## What is asked
Copy each line of the records that contains the word "text".

+++ Material shown +++

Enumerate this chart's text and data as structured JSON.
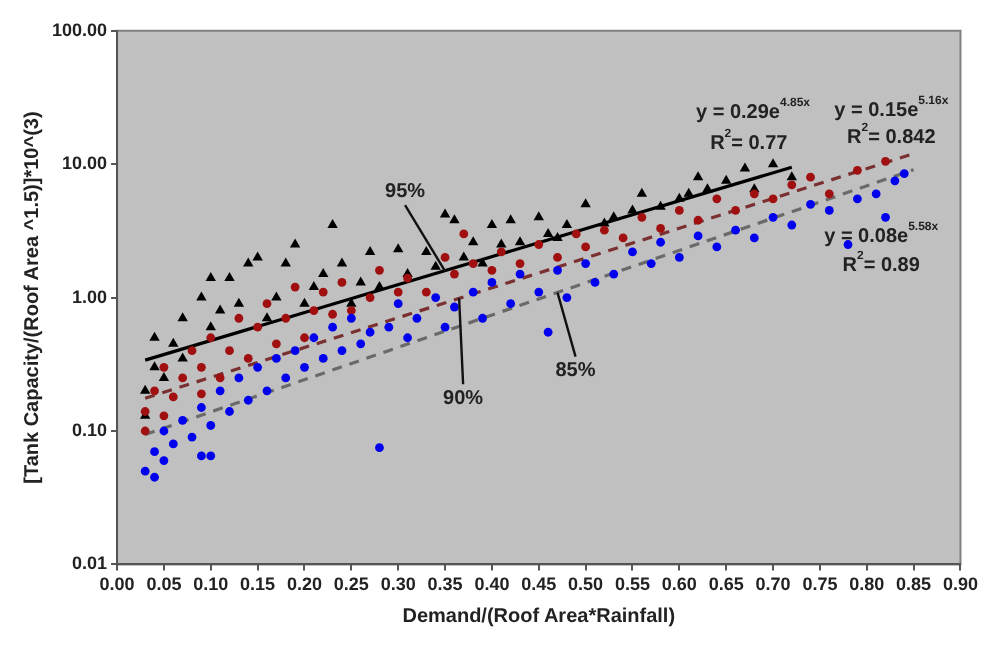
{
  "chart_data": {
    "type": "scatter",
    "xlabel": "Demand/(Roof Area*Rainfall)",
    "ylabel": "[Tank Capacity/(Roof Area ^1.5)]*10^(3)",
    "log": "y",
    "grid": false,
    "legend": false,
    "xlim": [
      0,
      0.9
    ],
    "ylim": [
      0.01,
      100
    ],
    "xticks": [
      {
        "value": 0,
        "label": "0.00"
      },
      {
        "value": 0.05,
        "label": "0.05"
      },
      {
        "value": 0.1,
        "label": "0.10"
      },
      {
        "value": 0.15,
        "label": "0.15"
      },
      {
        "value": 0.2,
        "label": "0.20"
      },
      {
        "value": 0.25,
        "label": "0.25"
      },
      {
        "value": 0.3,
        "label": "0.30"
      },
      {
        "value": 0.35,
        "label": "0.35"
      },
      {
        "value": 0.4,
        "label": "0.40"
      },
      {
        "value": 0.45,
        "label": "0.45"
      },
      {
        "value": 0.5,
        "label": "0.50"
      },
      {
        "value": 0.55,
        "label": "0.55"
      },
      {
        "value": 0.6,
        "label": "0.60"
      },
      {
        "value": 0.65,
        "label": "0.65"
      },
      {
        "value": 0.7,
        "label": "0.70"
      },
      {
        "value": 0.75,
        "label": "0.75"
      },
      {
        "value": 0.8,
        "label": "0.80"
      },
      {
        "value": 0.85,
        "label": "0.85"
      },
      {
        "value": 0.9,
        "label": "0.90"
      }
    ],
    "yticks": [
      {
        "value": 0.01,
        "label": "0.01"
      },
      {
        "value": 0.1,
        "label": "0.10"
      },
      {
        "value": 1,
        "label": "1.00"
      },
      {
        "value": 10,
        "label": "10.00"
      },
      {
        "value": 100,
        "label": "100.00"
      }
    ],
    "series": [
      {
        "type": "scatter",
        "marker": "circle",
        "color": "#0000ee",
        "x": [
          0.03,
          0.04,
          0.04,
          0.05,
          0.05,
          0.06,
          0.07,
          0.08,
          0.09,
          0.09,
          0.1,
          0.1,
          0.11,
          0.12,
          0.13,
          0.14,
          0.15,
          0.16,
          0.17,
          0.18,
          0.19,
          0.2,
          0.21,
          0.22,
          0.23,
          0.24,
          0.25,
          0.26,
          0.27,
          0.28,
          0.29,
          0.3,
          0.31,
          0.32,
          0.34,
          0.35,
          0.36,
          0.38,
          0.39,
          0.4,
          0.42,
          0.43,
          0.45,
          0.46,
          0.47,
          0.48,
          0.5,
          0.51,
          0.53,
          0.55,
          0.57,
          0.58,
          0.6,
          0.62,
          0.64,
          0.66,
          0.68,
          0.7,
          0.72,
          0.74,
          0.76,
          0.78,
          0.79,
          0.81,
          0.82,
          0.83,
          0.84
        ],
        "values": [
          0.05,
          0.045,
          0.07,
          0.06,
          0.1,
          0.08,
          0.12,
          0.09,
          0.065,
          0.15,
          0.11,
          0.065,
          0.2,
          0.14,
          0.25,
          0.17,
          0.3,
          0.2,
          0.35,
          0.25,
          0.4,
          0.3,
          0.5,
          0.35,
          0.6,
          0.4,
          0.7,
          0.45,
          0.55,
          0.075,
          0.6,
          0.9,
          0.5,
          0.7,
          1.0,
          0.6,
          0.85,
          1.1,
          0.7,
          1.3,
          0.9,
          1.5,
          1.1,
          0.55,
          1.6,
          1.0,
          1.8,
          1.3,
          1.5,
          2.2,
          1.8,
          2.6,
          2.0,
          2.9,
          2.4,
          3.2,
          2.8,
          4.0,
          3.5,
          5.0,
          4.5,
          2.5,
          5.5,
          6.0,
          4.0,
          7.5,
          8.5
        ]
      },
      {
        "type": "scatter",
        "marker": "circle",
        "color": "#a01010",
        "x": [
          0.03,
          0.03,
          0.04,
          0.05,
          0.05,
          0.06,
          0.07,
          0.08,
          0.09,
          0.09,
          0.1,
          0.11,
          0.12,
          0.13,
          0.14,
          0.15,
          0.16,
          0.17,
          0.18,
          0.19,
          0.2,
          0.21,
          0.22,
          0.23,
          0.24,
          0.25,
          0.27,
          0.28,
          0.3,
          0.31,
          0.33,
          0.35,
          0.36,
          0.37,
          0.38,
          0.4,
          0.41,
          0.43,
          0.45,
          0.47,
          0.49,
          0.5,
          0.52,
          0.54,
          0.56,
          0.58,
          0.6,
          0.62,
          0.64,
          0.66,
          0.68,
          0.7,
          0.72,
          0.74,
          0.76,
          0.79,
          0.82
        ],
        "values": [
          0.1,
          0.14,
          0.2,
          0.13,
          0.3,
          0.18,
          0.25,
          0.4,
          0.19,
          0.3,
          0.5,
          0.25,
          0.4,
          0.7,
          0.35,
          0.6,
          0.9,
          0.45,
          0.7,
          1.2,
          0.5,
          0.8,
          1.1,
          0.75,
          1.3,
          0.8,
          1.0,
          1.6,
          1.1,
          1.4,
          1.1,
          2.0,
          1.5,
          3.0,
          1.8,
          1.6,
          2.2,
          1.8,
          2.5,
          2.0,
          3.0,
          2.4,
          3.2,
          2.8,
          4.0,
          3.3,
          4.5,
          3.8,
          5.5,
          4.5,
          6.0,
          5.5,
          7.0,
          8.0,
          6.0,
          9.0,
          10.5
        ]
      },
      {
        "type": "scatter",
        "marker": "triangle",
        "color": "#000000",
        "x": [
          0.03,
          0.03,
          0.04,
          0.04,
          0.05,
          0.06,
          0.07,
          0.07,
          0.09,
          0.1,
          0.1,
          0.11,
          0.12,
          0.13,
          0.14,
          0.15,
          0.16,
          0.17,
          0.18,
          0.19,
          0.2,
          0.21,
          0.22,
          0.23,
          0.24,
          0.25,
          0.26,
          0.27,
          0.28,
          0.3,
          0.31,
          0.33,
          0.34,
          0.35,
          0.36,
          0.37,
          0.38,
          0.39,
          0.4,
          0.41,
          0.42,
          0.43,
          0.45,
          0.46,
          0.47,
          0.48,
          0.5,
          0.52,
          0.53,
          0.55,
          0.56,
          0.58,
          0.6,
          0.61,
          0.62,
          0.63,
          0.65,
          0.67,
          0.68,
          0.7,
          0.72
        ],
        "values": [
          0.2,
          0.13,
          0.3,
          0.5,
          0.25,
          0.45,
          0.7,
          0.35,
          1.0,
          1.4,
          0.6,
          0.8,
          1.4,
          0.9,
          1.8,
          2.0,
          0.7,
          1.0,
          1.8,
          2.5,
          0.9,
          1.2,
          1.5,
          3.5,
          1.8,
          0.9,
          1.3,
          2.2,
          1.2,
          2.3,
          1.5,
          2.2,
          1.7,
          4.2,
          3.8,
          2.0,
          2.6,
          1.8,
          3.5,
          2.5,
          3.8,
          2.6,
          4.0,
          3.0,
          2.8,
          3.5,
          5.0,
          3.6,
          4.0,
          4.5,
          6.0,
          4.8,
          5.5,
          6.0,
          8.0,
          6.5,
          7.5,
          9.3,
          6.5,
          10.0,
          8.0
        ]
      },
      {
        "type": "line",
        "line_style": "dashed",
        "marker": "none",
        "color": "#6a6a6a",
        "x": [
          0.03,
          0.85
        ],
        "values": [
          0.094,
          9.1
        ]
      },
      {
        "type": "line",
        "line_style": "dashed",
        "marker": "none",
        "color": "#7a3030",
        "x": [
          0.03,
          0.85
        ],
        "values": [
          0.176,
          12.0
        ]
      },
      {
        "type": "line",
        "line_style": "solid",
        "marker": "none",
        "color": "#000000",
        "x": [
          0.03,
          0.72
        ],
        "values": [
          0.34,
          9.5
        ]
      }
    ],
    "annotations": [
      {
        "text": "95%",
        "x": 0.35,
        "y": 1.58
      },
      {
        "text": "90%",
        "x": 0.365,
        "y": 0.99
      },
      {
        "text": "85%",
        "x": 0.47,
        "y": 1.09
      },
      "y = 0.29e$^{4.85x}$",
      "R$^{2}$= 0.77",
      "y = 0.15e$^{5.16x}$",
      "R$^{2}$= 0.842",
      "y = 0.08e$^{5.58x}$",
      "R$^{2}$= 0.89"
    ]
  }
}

+++

## Answer in full
Enumerate this chart's text and data as structured JSON.
        "text": "95%",
        "text": "90%",
        "text": "85%",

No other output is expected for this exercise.